── Given entries

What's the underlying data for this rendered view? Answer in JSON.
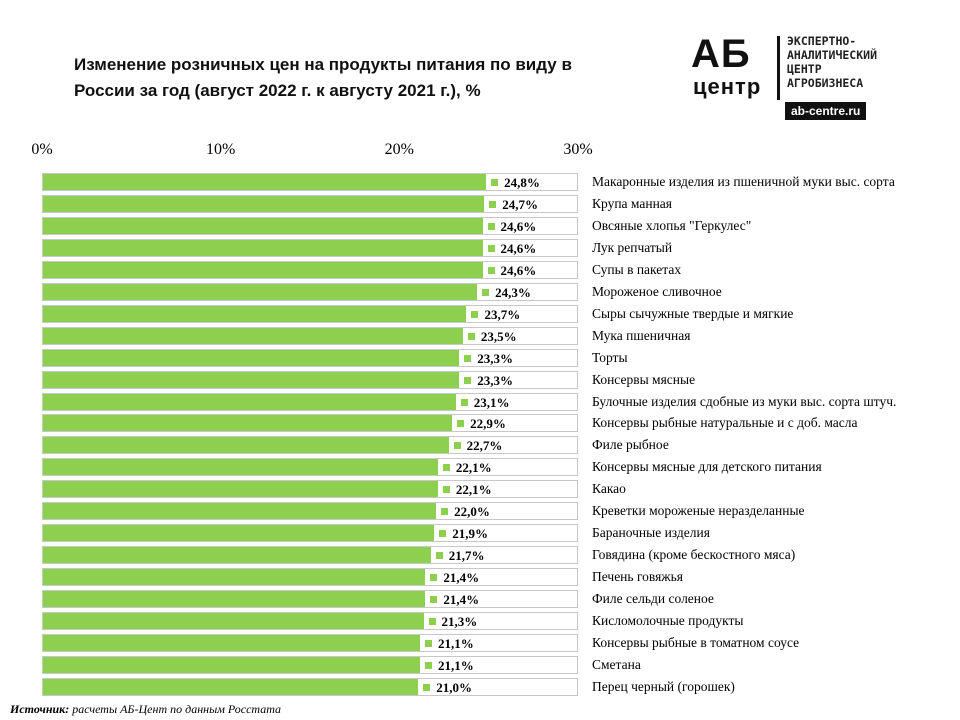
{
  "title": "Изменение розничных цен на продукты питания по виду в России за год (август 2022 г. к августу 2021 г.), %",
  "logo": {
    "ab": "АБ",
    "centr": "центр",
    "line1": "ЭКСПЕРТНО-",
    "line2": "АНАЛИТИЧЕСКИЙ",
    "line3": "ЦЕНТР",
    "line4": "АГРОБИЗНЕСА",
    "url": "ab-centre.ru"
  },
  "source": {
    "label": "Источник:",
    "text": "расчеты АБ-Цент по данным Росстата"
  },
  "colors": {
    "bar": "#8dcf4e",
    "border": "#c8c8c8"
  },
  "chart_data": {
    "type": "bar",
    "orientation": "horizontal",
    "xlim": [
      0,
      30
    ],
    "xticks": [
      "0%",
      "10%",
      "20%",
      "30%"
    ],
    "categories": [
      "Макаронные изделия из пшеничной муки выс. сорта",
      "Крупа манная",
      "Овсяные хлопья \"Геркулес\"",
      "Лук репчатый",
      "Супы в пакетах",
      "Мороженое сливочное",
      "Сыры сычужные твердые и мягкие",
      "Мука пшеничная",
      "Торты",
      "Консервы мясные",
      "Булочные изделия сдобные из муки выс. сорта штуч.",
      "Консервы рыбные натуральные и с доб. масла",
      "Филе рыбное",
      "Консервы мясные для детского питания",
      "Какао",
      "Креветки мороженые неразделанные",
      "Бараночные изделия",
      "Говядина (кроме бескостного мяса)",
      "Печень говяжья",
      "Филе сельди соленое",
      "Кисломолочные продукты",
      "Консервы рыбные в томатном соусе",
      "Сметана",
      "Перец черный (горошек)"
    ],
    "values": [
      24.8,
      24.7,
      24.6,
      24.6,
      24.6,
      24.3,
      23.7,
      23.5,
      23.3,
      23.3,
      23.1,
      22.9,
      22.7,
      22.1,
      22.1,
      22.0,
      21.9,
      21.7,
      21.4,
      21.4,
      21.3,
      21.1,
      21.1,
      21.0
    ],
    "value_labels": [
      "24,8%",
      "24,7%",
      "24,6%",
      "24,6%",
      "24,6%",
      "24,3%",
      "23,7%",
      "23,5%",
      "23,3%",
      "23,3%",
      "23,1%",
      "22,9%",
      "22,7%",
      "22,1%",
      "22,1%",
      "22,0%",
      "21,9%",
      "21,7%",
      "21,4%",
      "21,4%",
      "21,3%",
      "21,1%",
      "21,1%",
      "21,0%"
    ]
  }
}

────

### Requirement:
All records must be output exactly as they are, except for the pictures, which are left out.

### Solution to this problem:
What's the underlying data for this rendered view? Answer in JSON.
{
  "title": "Изменение розничных цен на продукты питания по виду в России за год (август 2022 г. к августу 2021 г.), %",
  "logo": {
    "ab": "АБ",
    "centr": "центр",
    "line1": "ЭКСПЕРТНО-",
    "line2": "АНАЛИТИЧЕСКИЙ",
    "line3": "ЦЕНТР",
    "line4": "АГРОБИЗНЕСА",
    "url": "ab-centre.ru"
  },
  "source": {
    "label": "Источник:",
    "text": "расчеты АБ-Цент по данным Росстата"
  },
  "colors": {
    "bar": "#8dcf4e",
    "border": "#c8c8c8"
  },
  "chart_data": {
    "type": "bar",
    "orientation": "horizontal",
    "xlim": [
      0,
      30
    ],
    "xticks": [
      "0%",
      "10%",
      "20%",
      "30%"
    ],
    "categories": [
      "Макаронные изделия из пшеничной муки выс. сорта",
      "Крупа манная",
      "Овсяные хлопья \"Геркулес\"",
      "Лук репчатый",
      "Супы в пакетах",
      "Мороженое сливочное",
      "Сыры сычужные твердые и мягкие",
      "Мука пшеничная",
      "Торты",
      "Консервы мясные",
      "Булочные изделия сдобные из муки выс. сорта штуч.",
      "Консервы рыбные натуральные и с доб. масла",
      "Филе рыбное",
      "Консервы мясные для детского питания",
      "Какао",
      "Креветки мороженые неразделанные",
      "Бараночные изделия",
      "Говядина (кроме бескостного мяса)",
      "Печень говяжья",
      "Филе сельди соленое",
      "Кисломолочные продукты",
      "Консервы рыбные в томатном соусе",
      "Сметана",
      "Перец черный (горошек)"
    ],
    "values": [
      24.8,
      24.7,
      24.6,
      24.6,
      24.6,
      24.3,
      23.7,
      23.5,
      23.3,
      23.3,
      23.1,
      22.9,
      22.7,
      22.1,
      22.1,
      22.0,
      21.9,
      21.7,
      21.4,
      21.4,
      21.3,
      21.1,
      21.1,
      21.0
    ],
    "value_labels": [
      "24,8%",
      "24,7%",
      "24,6%",
      "24,6%",
      "24,6%",
      "24,3%",
      "23,7%",
      "23,5%",
      "23,3%",
      "23,3%",
      "23,1%",
      "22,9%",
      "22,7%",
      "22,1%",
      "22,1%",
      "22,0%",
      "21,9%",
      "21,7%",
      "21,4%",
      "21,4%",
      "21,3%",
      "21,1%",
      "21,1%",
      "21,0%"
    ]
  }
}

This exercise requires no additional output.